• _Task objective_
The records that follow need to be output exactly as they are.

• _Given data_
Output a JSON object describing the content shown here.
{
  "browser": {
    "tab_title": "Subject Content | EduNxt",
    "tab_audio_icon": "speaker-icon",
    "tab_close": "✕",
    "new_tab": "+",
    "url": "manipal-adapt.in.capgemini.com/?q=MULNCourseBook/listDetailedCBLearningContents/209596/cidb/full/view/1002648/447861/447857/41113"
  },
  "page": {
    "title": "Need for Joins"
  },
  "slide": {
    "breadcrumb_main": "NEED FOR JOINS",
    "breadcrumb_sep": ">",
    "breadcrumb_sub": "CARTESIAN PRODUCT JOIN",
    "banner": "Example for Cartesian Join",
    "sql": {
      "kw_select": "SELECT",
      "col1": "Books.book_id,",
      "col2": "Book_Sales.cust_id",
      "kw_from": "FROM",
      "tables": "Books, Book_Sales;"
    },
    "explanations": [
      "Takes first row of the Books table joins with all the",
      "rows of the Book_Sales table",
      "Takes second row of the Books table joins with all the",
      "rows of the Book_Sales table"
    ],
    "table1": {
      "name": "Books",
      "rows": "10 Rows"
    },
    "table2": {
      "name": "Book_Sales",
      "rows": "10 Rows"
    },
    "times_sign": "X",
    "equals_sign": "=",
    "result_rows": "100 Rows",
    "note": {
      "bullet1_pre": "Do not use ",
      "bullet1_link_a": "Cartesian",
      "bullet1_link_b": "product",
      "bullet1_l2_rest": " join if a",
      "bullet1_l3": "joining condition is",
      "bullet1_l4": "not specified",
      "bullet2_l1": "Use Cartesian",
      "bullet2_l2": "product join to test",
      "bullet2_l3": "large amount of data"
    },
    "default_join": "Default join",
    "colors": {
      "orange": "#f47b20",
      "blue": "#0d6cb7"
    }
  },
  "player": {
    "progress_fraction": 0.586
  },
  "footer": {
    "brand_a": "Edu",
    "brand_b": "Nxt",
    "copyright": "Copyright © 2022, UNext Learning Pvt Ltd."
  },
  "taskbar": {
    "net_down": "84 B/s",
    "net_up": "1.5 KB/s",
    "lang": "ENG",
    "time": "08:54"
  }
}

• _Answer for this exercise_
Output a JSON object describing the content shown here.
{
  "browser": {
    "tab_title": "Subject Content | EduNxt",
    "tab_audio_icon": "speaker-icon",
    "tab_close": "✕",
    "new_tab": "+",
    "url": "manipal-adapt.in.capgemini.com/?q=MULNCourseBook/listDetailedCBLearningContents/209596/cidb/full/view/1002648/447861/447857/41113"
  },
  "page": {
    "title": "Need for Joins"
  },
  "slide": {
    "breadcrumb_main": "NEED FOR JOINS",
    "breadcrumb_sep": ">",
    "breadcrumb_sub": "CARTESIAN PRODUCT JOIN",
    "banner": "Example for Cartesian Join",
    "sql": {
      "kw_select": "SELECT",
      "col1": "Books.book_id,",
      "col2": "Book_Sales.cust_id",
      "kw_from": "FROM",
      "tables": "Books, Book_Sales;"
    },
    "explanations": [
      "Takes first row of the Books table joins with all the",
      "rows of the Book_Sales table",
      "Takes second row of the Books table joins with all the",
      "rows of the Book_Sales table"
    ],
    "table1": {
      "name": "Books",
      "rows": "10 Rows"
    },
    "table2": {
      "name": "Book_Sales",
      "rows": "10 Rows"
    },
    "times_sign": "X",
    "equals_sign": "=",
    "result_rows": "100 Rows",
    "note": {
      "bullet1_pre": "Do not use ",
      "bullet1_link_a": "Cartesian",
      "bullet1_link_b": "product",
      "bullet1_l2_rest": " join if a",
      "bullet1_l3": "joining condition is",
      "bullet1_l4": "not specified",
      "bullet2_l1": "Use Cartesian",
      "bullet2_l2": "product join to test",
      "bullet2_l3": "large amount of data"
    },
    "default_join": "Default join",
    "colors": {
      "orange": "#f47b20",
      "blue": "#0d6cb7"
    }
  },
  "player": {
    "progress_fraction": 0.586
  },
  "footer": {
    "brand_a": "Edu",
    "brand_b": "Nxt",
    "copyright": "Copyright © 2022, UNext Learning Pvt Ltd."
  },
  "taskbar": {
    "net_down": "84 B/s",
    "net_up": "1.5 KB/s",
    "lang": "ENG",
    "time": "08:54"
  }
}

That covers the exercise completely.